--- Written exercise ---
Omit the pictures from the entries below and retype everything else exactly.

--- Records provided ---
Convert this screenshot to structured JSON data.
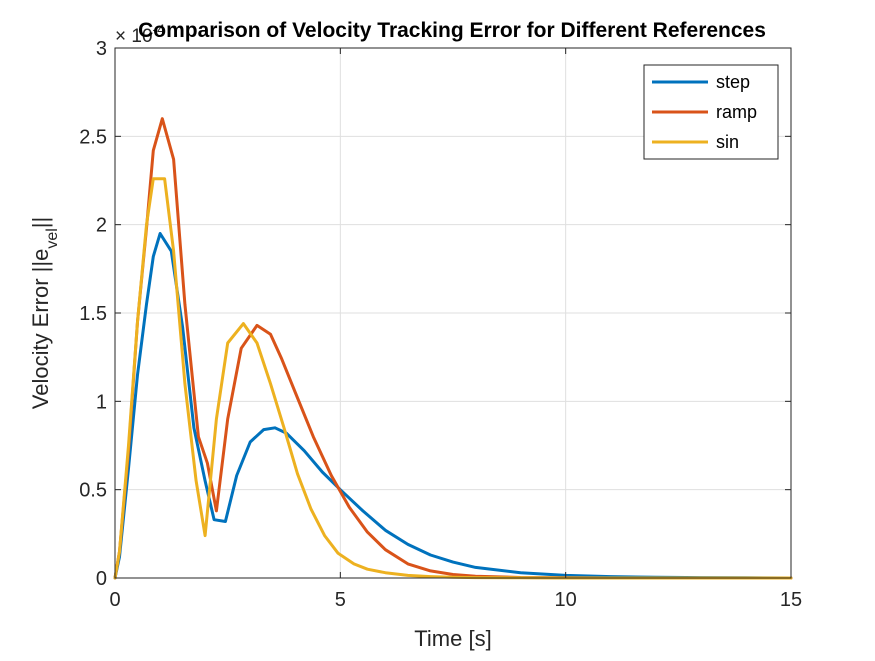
{
  "chart_data": {
    "type": "line",
    "title": "Comparison of Velocity Tracking Error for Different References",
    "xlabel": "Time [s]",
    "ylabel": {
      "main": "Velocity Error ||e",
      "subscript": "vel",
      "suffix": "||"
    },
    "y_exponent": {
      "prefix": "× 10",
      "power": "-4"
    },
    "xlim": [
      0,
      15
    ],
    "ylim": [
      0,
      3
    ],
    "x_ticks": [
      "0",
      "5",
      "10",
      "15"
    ],
    "y_ticks": [
      "0",
      "0.5",
      "1",
      "1.5",
      "2",
      "2.5",
      "3"
    ],
    "grid": true,
    "legend_position": "top-right",
    "series": [
      {
        "name": "step",
        "color": "#0072BD",
        "x": [
          0,
          0.1,
          0.3,
          0.5,
          0.7,
          0.85,
          1.0,
          1.25,
          1.5,
          1.75,
          2.0,
          2.2,
          2.45,
          2.7,
          3.0,
          3.3,
          3.55,
          3.8,
          4.2,
          4.6,
          5.0,
          5.5,
          6.0,
          6.5,
          7.0,
          7.5,
          8.0,
          9.0,
          10.0,
          11.0,
          12.0,
          13.0,
          14.0,
          15.0
        ],
        "values": [
          0,
          0.12,
          0.62,
          1.15,
          1.55,
          1.82,
          1.95,
          1.85,
          1.42,
          0.85,
          0.55,
          0.33,
          0.32,
          0.58,
          0.77,
          0.84,
          0.85,
          0.82,
          0.72,
          0.6,
          0.5,
          0.38,
          0.27,
          0.19,
          0.13,
          0.09,
          0.06,
          0.03,
          0.015,
          0.008,
          0.004,
          0.002,
          0.001,
          0
        ]
      },
      {
        "name": "ramp",
        "color": "#D95319",
        "x": [
          0,
          0.1,
          0.3,
          0.5,
          0.7,
          0.85,
          1.05,
          1.3,
          1.55,
          1.85,
          2.05,
          2.25,
          2.5,
          2.8,
          3.15,
          3.45,
          3.7,
          4.0,
          4.4,
          4.8,
          5.2,
          5.6,
          6.0,
          6.5,
          7.0,
          7.5,
          8.0,
          9.0,
          10.0,
          11.0,
          12.0,
          13.0,
          14.0,
          15.0
        ],
        "values": [
          0,
          0.15,
          0.72,
          1.45,
          1.98,
          2.42,
          2.6,
          2.37,
          1.55,
          0.8,
          0.65,
          0.38,
          0.9,
          1.3,
          1.43,
          1.38,
          1.24,
          1.05,
          0.8,
          0.58,
          0.4,
          0.26,
          0.16,
          0.08,
          0.04,
          0.02,
          0.01,
          0.003,
          0.001,
          0,
          0,
          0,
          0,
          0
        ]
      },
      {
        "name": "sin",
        "color": "#EDB120",
        "x": [
          0,
          0.1,
          0.3,
          0.5,
          0.7,
          0.85,
          0.95,
          1.1,
          1.3,
          1.55,
          1.8,
          2.0,
          2.25,
          2.5,
          2.85,
          3.15,
          3.45,
          3.75,
          4.05,
          4.35,
          4.65,
          4.95,
          5.3,
          5.6,
          6.0,
          6.5,
          7.0,
          7.5,
          8.0,
          9.0,
          10.0,
          11.0,
          13.0,
          15.0
        ],
        "values": [
          0,
          0.15,
          0.75,
          1.45,
          2.0,
          2.26,
          2.26,
          2.26,
          1.85,
          1.1,
          0.55,
          0.24,
          0.9,
          1.33,
          1.44,
          1.33,
          1.1,
          0.85,
          0.59,
          0.39,
          0.24,
          0.14,
          0.08,
          0.05,
          0.03,
          0.015,
          0.008,
          0.004,
          0.002,
          0.001,
          0,
          0,
          0,
          0
        ]
      }
    ]
  }
}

--- Expected answer ---
Convert this screenshot to structured JSON data.
{
  "chart_data": {
    "type": "line",
    "title": "Comparison of Velocity Tracking Error for Different References",
    "xlabel": "Time [s]",
    "ylabel": {
      "main": "Velocity Error ||e",
      "subscript": "vel",
      "suffix": "||"
    },
    "y_exponent": {
      "prefix": "× 10",
      "power": "-4"
    },
    "xlim": [
      0,
      15
    ],
    "ylim": [
      0,
      3
    ],
    "x_ticks": [
      "0",
      "5",
      "10",
      "15"
    ],
    "y_ticks": [
      "0",
      "0.5",
      "1",
      "1.5",
      "2",
      "2.5",
      "3"
    ],
    "grid": true,
    "legend_position": "top-right",
    "series": [
      {
        "name": "step",
        "color": "#0072BD",
        "x": [
          0,
          0.1,
          0.3,
          0.5,
          0.7,
          0.85,
          1.0,
          1.25,
          1.5,
          1.75,
          2.0,
          2.2,
          2.45,
          2.7,
          3.0,
          3.3,
          3.55,
          3.8,
          4.2,
          4.6,
          5.0,
          5.5,
          6.0,
          6.5,
          7.0,
          7.5,
          8.0,
          9.0,
          10.0,
          11.0,
          12.0,
          13.0,
          14.0,
          15.0
        ],
        "values": [
          0,
          0.12,
          0.62,
          1.15,
          1.55,
          1.82,
          1.95,
          1.85,
          1.42,
          0.85,
          0.55,
          0.33,
          0.32,
          0.58,
          0.77,
          0.84,
          0.85,
          0.82,
          0.72,
          0.6,
          0.5,
          0.38,
          0.27,
          0.19,
          0.13,
          0.09,
          0.06,
          0.03,
          0.015,
          0.008,
          0.004,
          0.002,
          0.001,
          0
        ]
      },
      {
        "name": "ramp",
        "color": "#D95319",
        "x": [
          0,
          0.1,
          0.3,
          0.5,
          0.7,
          0.85,
          1.05,
          1.3,
          1.55,
          1.85,
          2.05,
          2.25,
          2.5,
          2.8,
          3.15,
          3.45,
          3.7,
          4.0,
          4.4,
          4.8,
          5.2,
          5.6,
          6.0,
          6.5,
          7.0,
          7.5,
          8.0,
          9.0,
          10.0,
          11.0,
          12.0,
          13.0,
          14.0,
          15.0
        ],
        "values": [
          0,
          0.15,
          0.72,
          1.45,
          1.98,
          2.42,
          2.6,
          2.37,
          1.55,
          0.8,
          0.65,
          0.38,
          0.9,
          1.3,
          1.43,
          1.38,
          1.24,
          1.05,
          0.8,
          0.58,
          0.4,
          0.26,
          0.16,
          0.08,
          0.04,
          0.02,
          0.01,
          0.003,
          0.001,
          0,
          0,
          0,
          0,
          0
        ]
      },
      {
        "name": "sin",
        "color": "#EDB120",
        "x": [
          0,
          0.1,
          0.3,
          0.5,
          0.7,
          0.85,
          0.95,
          1.1,
          1.3,
          1.55,
          1.8,
          2.0,
          2.25,
          2.5,
          2.85,
          3.15,
          3.45,
          3.75,
          4.05,
          4.35,
          4.65,
          4.95,
          5.3,
          5.6,
          6.0,
          6.5,
          7.0,
          7.5,
          8.0,
          9.0,
          10.0,
          11.0,
          13.0,
          15.0
        ],
        "values": [
          0,
          0.15,
          0.75,
          1.45,
          2.0,
          2.26,
          2.26,
          2.26,
          1.85,
          1.1,
          0.55,
          0.24,
          0.9,
          1.33,
          1.44,
          1.33,
          1.1,
          0.85,
          0.59,
          0.39,
          0.24,
          0.14,
          0.08,
          0.05,
          0.03,
          0.015,
          0.008,
          0.004,
          0.002,
          0.001,
          0,
          0,
          0,
          0
        ]
      }
    ]
  }
}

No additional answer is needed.